-------- Excerpted records --------
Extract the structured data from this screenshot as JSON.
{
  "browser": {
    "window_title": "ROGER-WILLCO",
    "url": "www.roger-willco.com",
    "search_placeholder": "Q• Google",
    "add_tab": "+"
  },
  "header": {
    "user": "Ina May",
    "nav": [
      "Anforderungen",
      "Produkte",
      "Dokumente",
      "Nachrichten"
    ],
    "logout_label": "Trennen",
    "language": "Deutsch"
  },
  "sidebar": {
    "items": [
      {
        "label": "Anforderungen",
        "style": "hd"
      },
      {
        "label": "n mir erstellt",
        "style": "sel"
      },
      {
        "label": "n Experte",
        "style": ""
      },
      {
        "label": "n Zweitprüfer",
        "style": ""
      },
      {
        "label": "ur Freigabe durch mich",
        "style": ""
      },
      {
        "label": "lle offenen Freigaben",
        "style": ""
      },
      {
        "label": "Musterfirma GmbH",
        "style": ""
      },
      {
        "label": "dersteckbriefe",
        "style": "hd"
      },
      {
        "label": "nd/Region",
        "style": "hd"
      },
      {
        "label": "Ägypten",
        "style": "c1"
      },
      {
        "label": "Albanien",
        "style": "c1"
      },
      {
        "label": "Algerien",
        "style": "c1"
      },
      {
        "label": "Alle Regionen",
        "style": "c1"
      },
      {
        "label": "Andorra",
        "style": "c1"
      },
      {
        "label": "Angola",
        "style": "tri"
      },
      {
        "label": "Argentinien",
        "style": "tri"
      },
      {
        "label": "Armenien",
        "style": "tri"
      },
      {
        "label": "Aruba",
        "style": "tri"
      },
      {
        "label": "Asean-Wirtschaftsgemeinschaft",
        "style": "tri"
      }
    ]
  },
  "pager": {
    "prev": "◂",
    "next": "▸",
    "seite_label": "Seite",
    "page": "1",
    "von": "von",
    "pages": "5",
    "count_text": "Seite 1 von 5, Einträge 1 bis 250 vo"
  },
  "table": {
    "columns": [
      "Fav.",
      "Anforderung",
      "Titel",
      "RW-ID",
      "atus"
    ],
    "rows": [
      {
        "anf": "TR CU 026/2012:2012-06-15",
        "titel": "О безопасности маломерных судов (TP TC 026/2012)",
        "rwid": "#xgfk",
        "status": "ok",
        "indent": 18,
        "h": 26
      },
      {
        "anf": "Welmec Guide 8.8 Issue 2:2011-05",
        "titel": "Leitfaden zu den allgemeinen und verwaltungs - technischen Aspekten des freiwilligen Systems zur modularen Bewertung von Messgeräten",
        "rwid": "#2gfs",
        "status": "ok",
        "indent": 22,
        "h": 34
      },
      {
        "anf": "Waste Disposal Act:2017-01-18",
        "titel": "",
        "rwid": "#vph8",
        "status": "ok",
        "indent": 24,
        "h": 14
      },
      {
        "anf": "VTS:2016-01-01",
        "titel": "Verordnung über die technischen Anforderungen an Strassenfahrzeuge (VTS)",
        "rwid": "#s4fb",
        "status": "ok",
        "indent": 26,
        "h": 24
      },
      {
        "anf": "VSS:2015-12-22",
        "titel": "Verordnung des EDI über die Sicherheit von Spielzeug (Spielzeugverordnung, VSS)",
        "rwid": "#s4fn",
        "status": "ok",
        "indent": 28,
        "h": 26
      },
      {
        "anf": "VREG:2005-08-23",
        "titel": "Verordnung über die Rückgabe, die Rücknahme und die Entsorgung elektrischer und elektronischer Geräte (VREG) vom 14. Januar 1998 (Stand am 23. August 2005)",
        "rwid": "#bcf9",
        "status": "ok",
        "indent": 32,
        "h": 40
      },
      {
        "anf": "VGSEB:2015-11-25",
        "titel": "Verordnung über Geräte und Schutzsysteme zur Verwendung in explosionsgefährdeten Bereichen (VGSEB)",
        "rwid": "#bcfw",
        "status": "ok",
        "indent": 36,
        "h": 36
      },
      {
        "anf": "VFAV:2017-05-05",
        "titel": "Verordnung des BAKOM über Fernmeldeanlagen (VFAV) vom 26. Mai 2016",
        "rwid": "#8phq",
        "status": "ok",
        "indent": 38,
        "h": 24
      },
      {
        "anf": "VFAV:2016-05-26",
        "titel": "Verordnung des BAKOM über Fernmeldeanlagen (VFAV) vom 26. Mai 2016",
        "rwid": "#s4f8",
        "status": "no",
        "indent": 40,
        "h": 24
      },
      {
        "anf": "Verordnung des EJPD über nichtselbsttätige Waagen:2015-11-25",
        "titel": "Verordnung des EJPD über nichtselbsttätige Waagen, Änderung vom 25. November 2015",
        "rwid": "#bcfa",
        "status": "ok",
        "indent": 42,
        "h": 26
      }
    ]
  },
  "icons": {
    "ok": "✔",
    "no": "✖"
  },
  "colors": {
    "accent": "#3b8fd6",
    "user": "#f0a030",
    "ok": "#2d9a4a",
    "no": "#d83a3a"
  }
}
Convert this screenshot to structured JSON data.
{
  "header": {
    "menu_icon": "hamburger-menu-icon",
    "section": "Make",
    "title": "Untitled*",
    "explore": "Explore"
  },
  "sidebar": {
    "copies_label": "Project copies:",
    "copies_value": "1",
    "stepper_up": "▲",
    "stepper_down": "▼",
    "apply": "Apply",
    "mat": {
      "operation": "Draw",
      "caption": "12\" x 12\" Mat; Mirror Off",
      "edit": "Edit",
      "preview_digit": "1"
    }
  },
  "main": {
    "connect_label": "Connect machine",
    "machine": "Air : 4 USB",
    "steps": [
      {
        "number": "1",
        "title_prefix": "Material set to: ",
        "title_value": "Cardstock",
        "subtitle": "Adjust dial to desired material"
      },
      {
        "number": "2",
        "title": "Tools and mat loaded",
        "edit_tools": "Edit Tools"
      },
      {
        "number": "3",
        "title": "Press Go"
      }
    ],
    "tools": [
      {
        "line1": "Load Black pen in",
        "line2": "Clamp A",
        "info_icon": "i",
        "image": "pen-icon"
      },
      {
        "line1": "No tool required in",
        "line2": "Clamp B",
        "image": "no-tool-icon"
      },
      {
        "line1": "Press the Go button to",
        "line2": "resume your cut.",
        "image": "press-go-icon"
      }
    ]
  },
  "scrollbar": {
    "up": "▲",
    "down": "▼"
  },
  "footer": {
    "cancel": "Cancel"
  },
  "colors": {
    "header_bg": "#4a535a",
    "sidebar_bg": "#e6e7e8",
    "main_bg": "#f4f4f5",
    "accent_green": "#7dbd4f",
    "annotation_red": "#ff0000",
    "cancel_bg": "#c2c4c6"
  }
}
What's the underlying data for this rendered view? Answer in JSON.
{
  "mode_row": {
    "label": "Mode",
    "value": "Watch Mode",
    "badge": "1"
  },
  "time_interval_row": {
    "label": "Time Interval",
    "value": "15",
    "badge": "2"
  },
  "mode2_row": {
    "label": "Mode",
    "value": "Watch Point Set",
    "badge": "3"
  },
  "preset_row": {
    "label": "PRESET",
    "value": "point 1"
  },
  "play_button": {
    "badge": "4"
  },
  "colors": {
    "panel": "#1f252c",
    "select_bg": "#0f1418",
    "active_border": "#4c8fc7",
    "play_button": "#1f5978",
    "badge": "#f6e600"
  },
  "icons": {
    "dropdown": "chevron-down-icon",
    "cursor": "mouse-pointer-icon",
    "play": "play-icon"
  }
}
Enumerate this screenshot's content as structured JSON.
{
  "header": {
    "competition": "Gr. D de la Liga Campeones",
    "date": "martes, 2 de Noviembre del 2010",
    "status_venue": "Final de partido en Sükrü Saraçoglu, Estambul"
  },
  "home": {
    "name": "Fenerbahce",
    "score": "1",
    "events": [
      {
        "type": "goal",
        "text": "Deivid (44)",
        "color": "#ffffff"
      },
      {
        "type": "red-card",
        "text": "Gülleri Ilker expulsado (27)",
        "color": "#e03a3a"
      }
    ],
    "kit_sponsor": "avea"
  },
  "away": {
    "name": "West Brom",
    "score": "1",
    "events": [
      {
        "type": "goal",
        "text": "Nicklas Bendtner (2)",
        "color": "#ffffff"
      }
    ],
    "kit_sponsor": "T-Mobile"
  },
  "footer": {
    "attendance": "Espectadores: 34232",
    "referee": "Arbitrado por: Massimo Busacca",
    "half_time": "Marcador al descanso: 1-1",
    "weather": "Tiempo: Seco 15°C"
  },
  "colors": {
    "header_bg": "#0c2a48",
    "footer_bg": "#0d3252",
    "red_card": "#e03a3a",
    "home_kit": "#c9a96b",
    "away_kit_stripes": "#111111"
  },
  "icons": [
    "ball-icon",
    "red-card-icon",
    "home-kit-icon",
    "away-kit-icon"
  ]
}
--------
### Exercise requirements
Each line that holds the word "this" should be extracted from the records.

### Correct answer
Extract the structured data from this screenshot as JSON.
Convert this screenshot to structured JSON data.
What's the underlying data for this rendered view? Answer in JSON.
Enumerate this screenshot's content as structured JSON.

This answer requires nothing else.